__ENUNCIADO 1__
Segundo a intervenção de Alfredo Matos, em que cidade se realizou o III Congresso da Oposição?
__ENUNCIADO 2__
Prossiga a redação da intervenção de Alfredo Matos a partir do ponto em que o excerto termina.

__EXCERTO DA FONTE__
==============================
Intervenção de Alfredo Matos no dia 27 de Abril de 1974, no Parque, junto à Estátua

A luta contra o regime fascista – que muitos, embalados no processo de branqueamento em curso, apelidam de Estado Novo, que durou 48 anos, embora tendo como pano de fundo um horizonte de esperança – foi árdua e carregada de sofrimento. Muitos barreirenses estiveram nos inúmeros combates em busca da democracia.

Os que lutavam no terreno em acções múltiplas, clandestino ou às claras, contra o regime. Os que, com a CDE, participaram, em 1969 no II Congresso da Oposição Democrática e nas eleições que ficaram célebres, Os que em 1970, no 1º de Maio, enfrentaram nas ruas a polícia de choque e a GNR e, a 3 de Maio, foram levados pela Pide para a Cadeia. Os que, Em 1973, Abril, participaram, em Aveiro, no III Congresso da Oposição, e, em Outubro, na dura batalha eleitoral contra a União Nacional fascista.
==============================
__MATERIAL FORNECIDO__

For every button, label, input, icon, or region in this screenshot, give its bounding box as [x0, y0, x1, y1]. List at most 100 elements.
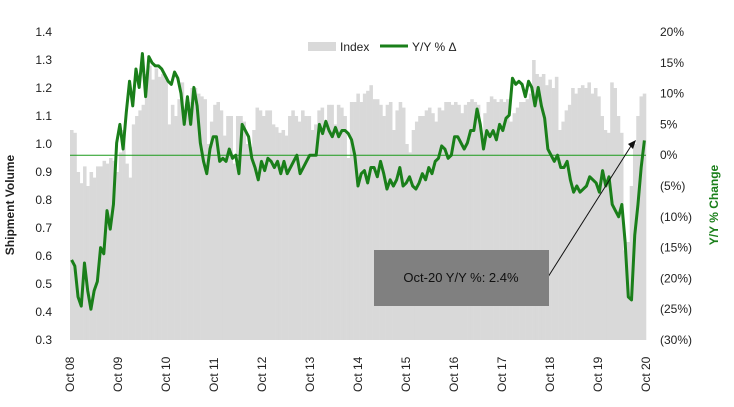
index-bar: [411, 130, 416, 340]
index-bar: [512, 113, 517, 340]
yoy-change-line: [70, 52, 646, 311]
index-bar: [551, 88, 556, 340]
left-axis-title: Shipment Volume: [3, 154, 17, 255]
annotation-arrow-line: [547, 145, 632, 278]
index-bar: [112, 160, 116, 340]
left-tick-label: 0.9: [35, 165, 52, 179]
left-tick-label: 0.6: [35, 249, 52, 263]
index-bar: [519, 102, 523, 340]
index-bar: [437, 107, 442, 340]
index-bar: [148, 65, 152, 340]
index-bar: [118, 152, 123, 340]
x-tick-label: Oct 08: [63, 356, 77, 392]
index-bar: [642, 93, 647, 340]
index-bar: [616, 116, 621, 340]
index-bar: [493, 99, 497, 340]
index-bar: [258, 110, 263, 341]
index-bar: [294, 116, 299, 340]
index-bar: [336, 104, 341, 340]
index-bar: [262, 116, 266, 340]
left-tick-label: 0.3: [35, 333, 52, 347]
index-bar: [288, 116, 292, 340]
index-bar: [284, 135, 289, 340]
index-bar: [275, 127, 279, 340]
index-bar: [245, 144, 250, 340]
index-bar: [349, 102, 354, 340]
left-tick-label: 0.4: [35, 305, 52, 319]
index-bar: [545, 85, 549, 340]
index-bar: [593, 88, 598, 340]
index-bar: [606, 132, 611, 340]
left-tick-label: 1.0: [35, 137, 52, 151]
right-tick-label: (15%): [660, 241, 692, 255]
index-bar: [131, 124, 136, 341]
index-bar: [190, 88, 194, 340]
index-bar: [314, 124, 318, 341]
index-bar: [532, 60, 536, 340]
index-bar: [307, 116, 312, 340]
x-tick-label: Oct 16: [447, 356, 461, 392]
x-tick-label: Oct 18: [543, 356, 557, 392]
x-tick-label: Oct 20: [639, 356, 653, 392]
index-bar: [83, 166, 87, 340]
index-bar: [414, 121, 419, 340]
index-bar: [151, 79, 155, 340]
index-bar: [353, 102, 357, 340]
index-bar: [242, 121, 247, 340]
left-tick-label: 1.3: [35, 53, 52, 67]
legend-swatch-index: [308, 42, 336, 51]
index-bar: [141, 104, 146, 340]
index-bar: [636, 116, 640, 340]
right-tick-label: (20%): [660, 271, 692, 285]
index-bar: [427, 107, 432, 340]
legend: Index Y/Y % Δ: [308, 40, 456, 54]
index-bars: [70, 60, 647, 341]
index-bar: [447, 102, 452, 340]
index-bar: [525, 99, 530, 340]
index-bar: [248, 146, 253, 340]
index-bar: [327, 104, 331, 340]
index-bar: [317, 110, 321, 341]
index-bar: [109, 158, 113, 340]
index-bar: [203, 99, 207, 340]
x-tick-label: Oct 14: [351, 356, 365, 392]
index-bar: [385, 104, 390, 340]
left-tick-label: 1.1: [35, 109, 52, 123]
index-bar: [235, 116, 240, 340]
left-tick-label: 0.7: [35, 221, 52, 235]
index-bar: [398, 102, 403, 340]
left-tick-label: 0.5: [35, 277, 52, 291]
index-bar: [304, 116, 308, 340]
x-tick-label: Oct 13: [303, 356, 317, 392]
index-bar: [392, 130, 396, 340]
index-bar: [232, 163, 237, 340]
index-bar: [323, 127, 328, 340]
index-bar: [320, 107, 325, 340]
index-bar: [346, 158, 351, 340]
index-bar: [590, 93, 595, 340]
index-bar: [463, 104, 468, 340]
index-bar: [161, 74, 165, 340]
index-bar: [183, 110, 188, 341]
index-bar: [330, 104, 334, 340]
index-bar: [265, 110, 269, 341]
index-bar: [515, 107, 520, 340]
x-tick-label: Oct 19: [591, 356, 605, 392]
x-tick-label: Oct 10: [159, 356, 173, 392]
index-bar: [489, 96, 494, 341]
index-bar: [535, 74, 539, 340]
index-bar: [92, 177, 97, 340]
index-bar: [597, 96, 601, 341]
index-bar: [180, 82, 185, 341]
index-bar: [206, 144, 211, 340]
index-bar: [401, 107, 406, 340]
annotation-box: [374, 250, 549, 306]
index-bar: [281, 130, 286, 340]
index-bar: [584, 88, 588, 340]
legend-label-yoy: Y/Y % Δ: [412, 40, 456, 54]
index-bar: [610, 82, 614, 341]
index-bar: [73, 132, 77, 340]
index-bar: [297, 121, 302, 340]
right-tick-label: 15%: [660, 56, 684, 70]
==============================
__RESULTADO FINAL 1__
Em Aveiro.

__RESULTADO FINAL 2__
Foram tempos exaltantes que então se viveram. Os que, no dia 25 de Abril de 1974, 5ª feira, ao fim da tarde, no Largo do Casal, promoveram o primeiro comício. Os que, no dia 26, 6ª feira, no Cine-Club, realizaram uma reunião com a participação de lutadores clandestinos.

Os que, no dia 27 de Abril de 1974, no sábado, no Parque, junto à Estátua, promoveram uma grande concentração seguida de comício, que esta foto regista o momento em que estou a usar da palavra. Eis o que foi dito:

Amigos, Companheiros, Cidadãos do meu País!

Hoje, ontem, temos vivido as horas mais belas da nossa vida. Pela primeira vez em quarenta e oito anos podemos manifestar-nos livremente. A maioria de nós nunca viveu em Liberdade. Nunca soube o que era ser livre. Nunca sentiu este momento grandioso da nossa história. Muitos de nós, os mais descrentes diziam até «Ah! Isto não muda. Nascemos assim e morremos assim». Mas mudou! Mudou nos nossos dias! Que alegria nos invade! Especialmente aqueles que sofreram na carne as brutalidades o Regime que acaba de ser derrubado.

– O caminho para esta acção militar tem vindo a ser aberto por todo o povo.

– São os trabalhadores através das suas lutas de protesto com greves frequentes contra a subida dos preços e por aumentos de salários.

– São os estudantes que se manifestam e fazem frente à polícia de choque e aos cães.

– São os democratas integrados nos seus movimentos que por todo o País vêm impondo a sua actividade à luz do dia, apesar das prisões frequentes de dezenas dos seus membros.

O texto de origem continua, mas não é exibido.